--- Start Task inputs ---
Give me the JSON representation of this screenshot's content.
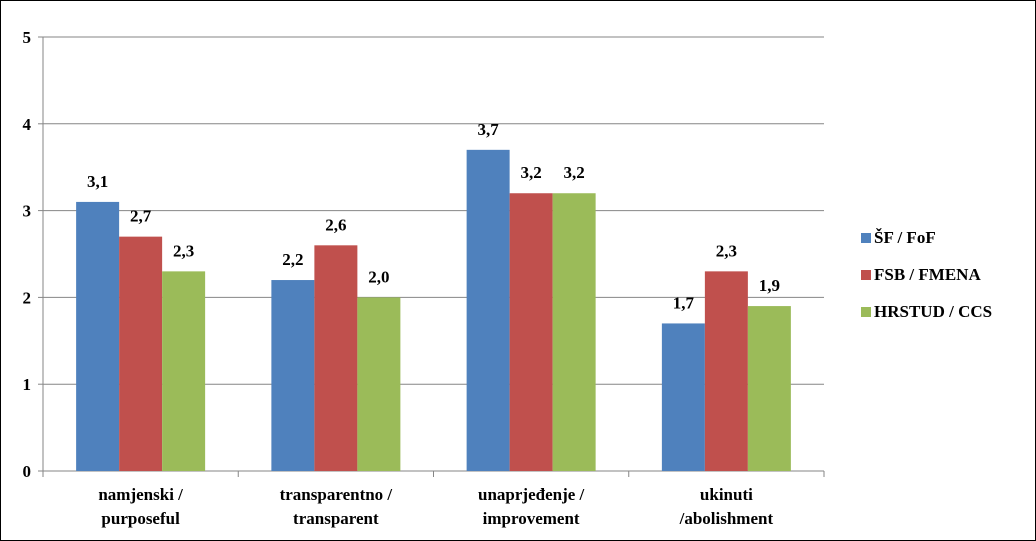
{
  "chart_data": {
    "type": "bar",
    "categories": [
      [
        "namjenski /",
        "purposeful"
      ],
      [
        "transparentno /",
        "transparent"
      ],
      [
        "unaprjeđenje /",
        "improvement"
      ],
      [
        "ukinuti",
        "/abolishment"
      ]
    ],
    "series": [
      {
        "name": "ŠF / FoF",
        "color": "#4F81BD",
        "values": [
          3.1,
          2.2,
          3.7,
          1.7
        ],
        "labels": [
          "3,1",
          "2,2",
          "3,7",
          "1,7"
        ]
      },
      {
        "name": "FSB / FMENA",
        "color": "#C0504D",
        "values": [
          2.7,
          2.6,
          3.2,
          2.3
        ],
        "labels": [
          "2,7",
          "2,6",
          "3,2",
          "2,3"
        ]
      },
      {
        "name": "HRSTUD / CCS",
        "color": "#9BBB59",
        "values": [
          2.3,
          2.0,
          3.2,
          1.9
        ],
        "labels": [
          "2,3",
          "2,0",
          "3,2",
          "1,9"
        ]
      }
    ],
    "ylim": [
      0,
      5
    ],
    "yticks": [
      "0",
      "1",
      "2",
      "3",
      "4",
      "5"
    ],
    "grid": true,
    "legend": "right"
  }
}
--- End Task inputs ---
Task requirements –
How many of the lines above hold the word "color"? Give only that number.

Reply to the task –
3